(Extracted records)
--------------------------------------------------

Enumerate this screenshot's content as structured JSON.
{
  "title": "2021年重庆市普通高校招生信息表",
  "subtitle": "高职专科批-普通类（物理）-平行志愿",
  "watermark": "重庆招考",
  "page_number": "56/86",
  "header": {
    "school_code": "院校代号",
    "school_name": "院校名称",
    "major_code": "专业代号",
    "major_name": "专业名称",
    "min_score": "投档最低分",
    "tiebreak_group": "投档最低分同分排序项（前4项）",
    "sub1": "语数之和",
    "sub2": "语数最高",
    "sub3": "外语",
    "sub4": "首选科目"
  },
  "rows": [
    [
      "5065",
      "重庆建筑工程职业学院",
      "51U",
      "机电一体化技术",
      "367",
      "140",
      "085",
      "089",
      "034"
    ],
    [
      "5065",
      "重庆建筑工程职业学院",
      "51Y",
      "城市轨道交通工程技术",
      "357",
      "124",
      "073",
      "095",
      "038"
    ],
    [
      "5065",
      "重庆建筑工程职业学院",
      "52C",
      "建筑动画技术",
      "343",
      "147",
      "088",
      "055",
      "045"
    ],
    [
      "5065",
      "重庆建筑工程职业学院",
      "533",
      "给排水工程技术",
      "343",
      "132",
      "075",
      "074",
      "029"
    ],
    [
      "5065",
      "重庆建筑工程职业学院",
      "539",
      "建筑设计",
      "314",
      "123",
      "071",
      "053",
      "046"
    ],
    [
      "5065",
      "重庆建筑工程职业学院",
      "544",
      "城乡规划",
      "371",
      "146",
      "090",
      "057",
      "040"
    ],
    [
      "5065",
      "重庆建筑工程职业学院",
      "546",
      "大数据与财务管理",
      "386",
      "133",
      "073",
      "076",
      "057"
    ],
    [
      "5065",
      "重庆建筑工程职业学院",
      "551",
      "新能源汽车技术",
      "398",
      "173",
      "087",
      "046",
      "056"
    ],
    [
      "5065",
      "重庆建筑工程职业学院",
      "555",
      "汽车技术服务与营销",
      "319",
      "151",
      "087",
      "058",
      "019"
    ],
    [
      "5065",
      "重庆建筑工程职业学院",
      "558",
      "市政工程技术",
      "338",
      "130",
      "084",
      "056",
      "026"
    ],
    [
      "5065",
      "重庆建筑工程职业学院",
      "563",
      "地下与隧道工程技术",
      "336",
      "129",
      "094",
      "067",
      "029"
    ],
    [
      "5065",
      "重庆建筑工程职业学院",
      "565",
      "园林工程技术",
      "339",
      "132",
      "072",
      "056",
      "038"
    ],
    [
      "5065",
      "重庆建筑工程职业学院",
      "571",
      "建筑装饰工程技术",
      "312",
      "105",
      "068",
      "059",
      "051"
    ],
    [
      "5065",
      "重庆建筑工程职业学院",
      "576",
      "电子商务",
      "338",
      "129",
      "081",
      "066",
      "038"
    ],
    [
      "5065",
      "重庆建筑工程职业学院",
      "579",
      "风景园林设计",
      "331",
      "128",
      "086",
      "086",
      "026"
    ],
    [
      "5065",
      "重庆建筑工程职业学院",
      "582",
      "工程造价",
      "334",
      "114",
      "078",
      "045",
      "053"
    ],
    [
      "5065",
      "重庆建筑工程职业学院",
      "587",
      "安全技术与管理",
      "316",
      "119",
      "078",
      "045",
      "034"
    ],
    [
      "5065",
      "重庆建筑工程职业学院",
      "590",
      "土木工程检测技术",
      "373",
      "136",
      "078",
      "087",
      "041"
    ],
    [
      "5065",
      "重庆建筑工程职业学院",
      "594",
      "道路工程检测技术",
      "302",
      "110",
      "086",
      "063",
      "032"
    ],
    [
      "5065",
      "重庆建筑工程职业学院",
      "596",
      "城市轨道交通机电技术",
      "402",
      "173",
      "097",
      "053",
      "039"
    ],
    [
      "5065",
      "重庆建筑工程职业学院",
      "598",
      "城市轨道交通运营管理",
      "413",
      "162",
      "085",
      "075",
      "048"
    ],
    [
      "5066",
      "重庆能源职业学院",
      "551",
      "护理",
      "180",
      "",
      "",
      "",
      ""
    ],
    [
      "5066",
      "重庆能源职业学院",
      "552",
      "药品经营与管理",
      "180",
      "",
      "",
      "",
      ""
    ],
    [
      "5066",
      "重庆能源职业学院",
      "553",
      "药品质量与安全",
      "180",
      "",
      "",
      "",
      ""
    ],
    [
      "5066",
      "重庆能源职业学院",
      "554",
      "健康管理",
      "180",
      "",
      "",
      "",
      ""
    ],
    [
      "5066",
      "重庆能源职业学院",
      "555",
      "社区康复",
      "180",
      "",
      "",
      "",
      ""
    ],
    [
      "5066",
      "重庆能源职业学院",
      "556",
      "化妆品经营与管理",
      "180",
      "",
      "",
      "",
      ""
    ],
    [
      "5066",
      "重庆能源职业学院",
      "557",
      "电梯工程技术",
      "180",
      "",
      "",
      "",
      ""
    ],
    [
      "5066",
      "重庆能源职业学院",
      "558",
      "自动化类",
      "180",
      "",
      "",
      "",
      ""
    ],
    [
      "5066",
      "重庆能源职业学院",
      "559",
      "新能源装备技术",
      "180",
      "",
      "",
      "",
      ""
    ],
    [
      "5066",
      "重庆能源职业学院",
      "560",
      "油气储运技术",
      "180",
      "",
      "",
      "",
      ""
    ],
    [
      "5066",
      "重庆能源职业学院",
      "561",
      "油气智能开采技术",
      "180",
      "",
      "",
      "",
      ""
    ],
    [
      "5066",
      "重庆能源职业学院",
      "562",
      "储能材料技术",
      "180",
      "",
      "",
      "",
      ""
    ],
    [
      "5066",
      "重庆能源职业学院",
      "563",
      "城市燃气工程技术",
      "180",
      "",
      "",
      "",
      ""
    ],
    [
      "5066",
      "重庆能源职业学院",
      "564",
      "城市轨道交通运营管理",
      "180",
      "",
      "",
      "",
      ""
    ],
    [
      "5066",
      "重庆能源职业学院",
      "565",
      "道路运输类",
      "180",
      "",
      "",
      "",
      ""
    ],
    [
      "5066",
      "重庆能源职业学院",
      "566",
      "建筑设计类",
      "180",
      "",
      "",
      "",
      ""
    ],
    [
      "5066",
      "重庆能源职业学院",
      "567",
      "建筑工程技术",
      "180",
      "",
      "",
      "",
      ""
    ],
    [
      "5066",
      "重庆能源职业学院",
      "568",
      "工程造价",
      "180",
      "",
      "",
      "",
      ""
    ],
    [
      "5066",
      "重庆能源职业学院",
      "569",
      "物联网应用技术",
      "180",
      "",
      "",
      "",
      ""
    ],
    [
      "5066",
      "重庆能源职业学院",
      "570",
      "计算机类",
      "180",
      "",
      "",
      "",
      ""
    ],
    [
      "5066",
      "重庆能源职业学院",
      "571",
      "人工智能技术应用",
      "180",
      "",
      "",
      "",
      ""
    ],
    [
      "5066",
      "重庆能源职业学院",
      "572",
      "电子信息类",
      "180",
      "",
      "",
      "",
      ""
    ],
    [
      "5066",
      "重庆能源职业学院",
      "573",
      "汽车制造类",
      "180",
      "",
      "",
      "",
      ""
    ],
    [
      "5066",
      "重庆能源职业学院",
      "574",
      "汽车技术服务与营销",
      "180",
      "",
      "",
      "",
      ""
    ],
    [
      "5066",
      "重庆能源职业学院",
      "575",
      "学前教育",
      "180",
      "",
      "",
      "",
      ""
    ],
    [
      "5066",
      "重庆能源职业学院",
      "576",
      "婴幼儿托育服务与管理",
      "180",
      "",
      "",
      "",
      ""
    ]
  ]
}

--------------------------------------------------

* [Job]: Reproduce the full listing above, character for character.

* [Finished answer]:
Enumerate this screenshot's content as structured JSON.
{
  "title": "2021年重庆市普通高校招生信息表",
  "subtitle": "高职专科批-普通类（物理）-平行志愿",
  "watermark": "重庆招考",
  "page_number": "56/86",
  "header": {
    "school_code": "院校代号",
    "school_name": "院校名称",
    "major_code": "专业代号",
    "major_name": "专业名称",
    "min_score": "投档最低分",
    "tiebreak_group": "投档最低分同分排序项（前4项）",
    "sub1": "语数之和",
    "sub2": "语数最高",
    "sub3": "外语",
    "sub4": "首选科目"
  },
  "rows": [
    [
      "5065",
      "重庆建筑工程职业学院",
      "51U",
      "机电一体化技术",
      "367",
      "140",
      "085",
      "089",
      "034"
    ],
    [
      "5065",
      "重庆建筑工程职业学院",
      "51Y",
      "城市轨道交通工程技术",
      "357",
      "124",
      "073",
      "095",
      "038"
    ],
    [
      "5065",
      "重庆建筑工程职业学院",
      "52C",
      "建筑动画技术",
      "343",
      "147",
      "088",
      "055",
      "045"
    ],
    [
      "5065",
      "重庆建筑工程职业学院",
      "533",
      "给排水工程技术",
      "343",
      "132",
      "075",
      "074",
      "029"
    ],
    [
      "5065",
      "重庆建筑工程职业学院",
      "539",
      "建筑设计",
      "314",
      "123",
      "071",
      "053",
      "046"
    ],
    [
      "5065",
      "重庆建筑工程职业学院",
      "544",
      "城乡规划",
      "371",
      "146",
      "090",
      "057",
      "040"
    ],
    [
      "5065",
      "重庆建筑工程职业学院",
      "546",
      "大数据与财务管理",
      "386",
      "133",
      "073",
      "076",
      "057"
    ],
    [
      "5065",
      "重庆建筑工程职业学院",
      "551",
      "新能源汽车技术",
      "398",
      "173",
      "087",
      "046",
      "056"
    ],
    [
      "5065",
      "重庆建筑工程职业学院",
      "555",
      "汽车技术服务与营销",
      "319",
      "151",
      "087",
      "058",
      "019"
    ],
    [
      "5065",
      "重庆建筑工程职业学院",
      "558",
      "市政工程技术",
      "338",
      "130",
      "084",
      "056",
      "026"
    ],
    [
      "5065",
      "重庆建筑工程职业学院",
      "563",
      "地下与隧道工程技术",
      "336",
      "129",
      "094",
      "067",
      "029"
    ],
    [
      "5065",
      "重庆建筑工程职业学院",
      "565",
      "园林工程技术",
      "339",
      "132",
      "072",
      "056",
      "038"
    ],
    [
      "5065",
      "重庆建筑工程职业学院",
      "571",
      "建筑装饰工程技术",
      "312",
      "105",
      "068",
      "059",
      "051"
    ],
    [
      "5065",
      "重庆建筑工程职业学院",
      "576",
      "电子商务",
      "338",
      "129",
      "081",
      "066",
      "038"
    ],
    [
      "5065",
      "重庆建筑工程职业学院",
      "579",
      "风景园林设计",
      "331",
      "128",
      "086",
      "086",
      "026"
    ],
    [
      "5065",
      "重庆建筑工程职业学院",
      "582",
      "工程造价",
      "334",
      "114",
      "078",
      "045",
      "053"
    ],
    [
      "5065",
      "重庆建筑工程职业学院",
      "587",
      "安全技术与管理",
      "316",
      "119",
      "078",
      "045",
      "034"
    ],
    [
      "5065",
      "重庆建筑工程职业学院",
      "590",
      "土木工程检测技术",
      "373",
      "136",
      "078",
      "087",
      "041"
    ],
    [
      "5065",
      "重庆建筑工程职业学院",
      "594",
      "道路工程检测技术",
      "302",
      "110",
      "086",
      "063",
      "032"
    ],
    [
      "5065",
      "重庆建筑工程职业学院",
      "596",
      "城市轨道交通机电技术",
      "402",
      "173",
      "097",
      "053",
      "039"
    ],
    [
      "5065",
      "重庆建筑工程职业学院",
      "598",
      "城市轨道交通运营管理",
      "413",
      "162",
      "085",
      "075",
      "048"
    ],
    [
      "5066",
      "重庆能源职业学院",
      "551",
      "护理",
      "180",
      "",
      "",
      "",
      ""
    ],
    [
      "5066",
      "重庆能源职业学院",
      "552",
      "药品经营与管理",
      "180",
      "",
      "",
      "",
      ""
    ],
    [
      "5066",
      "重庆能源职业学院",
      "553",
      "药品质量与安全",
      "180",
      "",
      "",
      "",
      ""
    ],
    [
      "5066",
      "重庆能源职业学院",
      "554",
      "健康管理",
      "180",
      "",
      "",
      "",
      ""
    ],
    [
      "5066",
      "重庆能源职业学院",
      "555",
      "社区康复",
      "180",
      "",
      "",
      "",
      ""
    ],
    [
      "5066",
      "重庆能源职业学院",
      "556",
      "化妆品经营与管理",
      "180",
      "",
      "",
      "",
      ""
    ],
    [
      "5066",
      "重庆能源职业学院",
      "557",
      "电梯工程技术",
      "180",
      "",
      "",
      "",
      ""
    ],
    [
      "5066",
      "重庆能源职业学院",
      "558",
      "自动化类",
      "180",
      "",
      "",
      "",
      ""
    ],
    [
      "5066",
      "重庆能源职业学院",
      "559",
      "新能源装备技术",
      "180",
      "",
      "",
      "",
      ""
    ],
    [
      "5066",
      "重庆能源职业学院",
      "560",
      "油气储运技术",
      "180",
      "",
      "",
      "",
      ""
    ],
    [
      "5066",
      "重庆能源职业学院",
      "561",
      "油气智能开采技术",
      "180",
      "",
      "",
      "",
      ""
    ],
    [
      "5066",
      "重庆能源职业学院",
      "562",
      "储能材料技术",
      "180",
      "",
      "",
      "",
      ""
    ],
    [
      "5066",
      "重庆能源职业学院",
      "563",
      "城市燃气工程技术",
      "180",
      "",
      "",
      "",
      ""
    ],
    [
      "5066",
      "重庆能源职业学院",
      "564",
      "城市轨道交通运营管理",
      "180",
      "",
      "",
      "",
      ""
    ],
    [
      "5066",
      "重庆能源职业学院",
      "565",
      "道路运输类",
      "180",
      "",
      "",
      "",
      ""
    ],
    [
      "5066",
      "重庆能源职业学院",
      "566",
      "建筑设计类",
      "180",
      "",
      "",
      "",
      ""
    ],
    [
      "5066",
      "重庆能源职业学院",
      "567",
      "建筑工程技术",
      "180",
      "",
      "",
      "",
      ""
    ],
    [
      "5066",
      "重庆能源职业学院",
      "568",
      "工程造价",
      "180",
      "",
      "",
      "",
      ""
    ],
    [
      "5066",
      "重庆能源职业学院",
      "569",
      "物联网应用技术",
      "180",
      "",
      "",
      "",
      ""
    ],
    [
      "5066",
      "重庆能源职业学院",
      "570",
      "计算机类",
      "180",
      "",
      "",
      "",
      ""
    ],
    [
      "5066",
      "重庆能源职业学院",
      "571",
      "人工智能技术应用",
      "180",
      "",
      "",
      "",
      ""
    ],
    [
      "5066",
      "重庆能源职业学院",
      "572",
      "电子信息类",
      "180",
      "",
      "",
      "",
      ""
    ],
    [
      "5066",
      "重庆能源职业学院",
      "573",
      "汽车制造类",
      "180",
      "",
      "",
      "",
      ""
    ],
    [
      "5066",
      "重庆能源职业学院",
      "574",
      "汽车技术服务与营销",
      "180",
      "",
      "",
      "",
      ""
    ],
    [
      "5066",
      "重庆能源职业学院",
      "575",
      "学前教育",
      "180",
      "",
      "",
      "",
      ""
    ],
    [
      "5066",
      "重庆能源职业学院",
      "576",
      "婴幼儿托育服务与管理",
      "180",
      "",
      "",
      "",
      ""
    ]
  ]
}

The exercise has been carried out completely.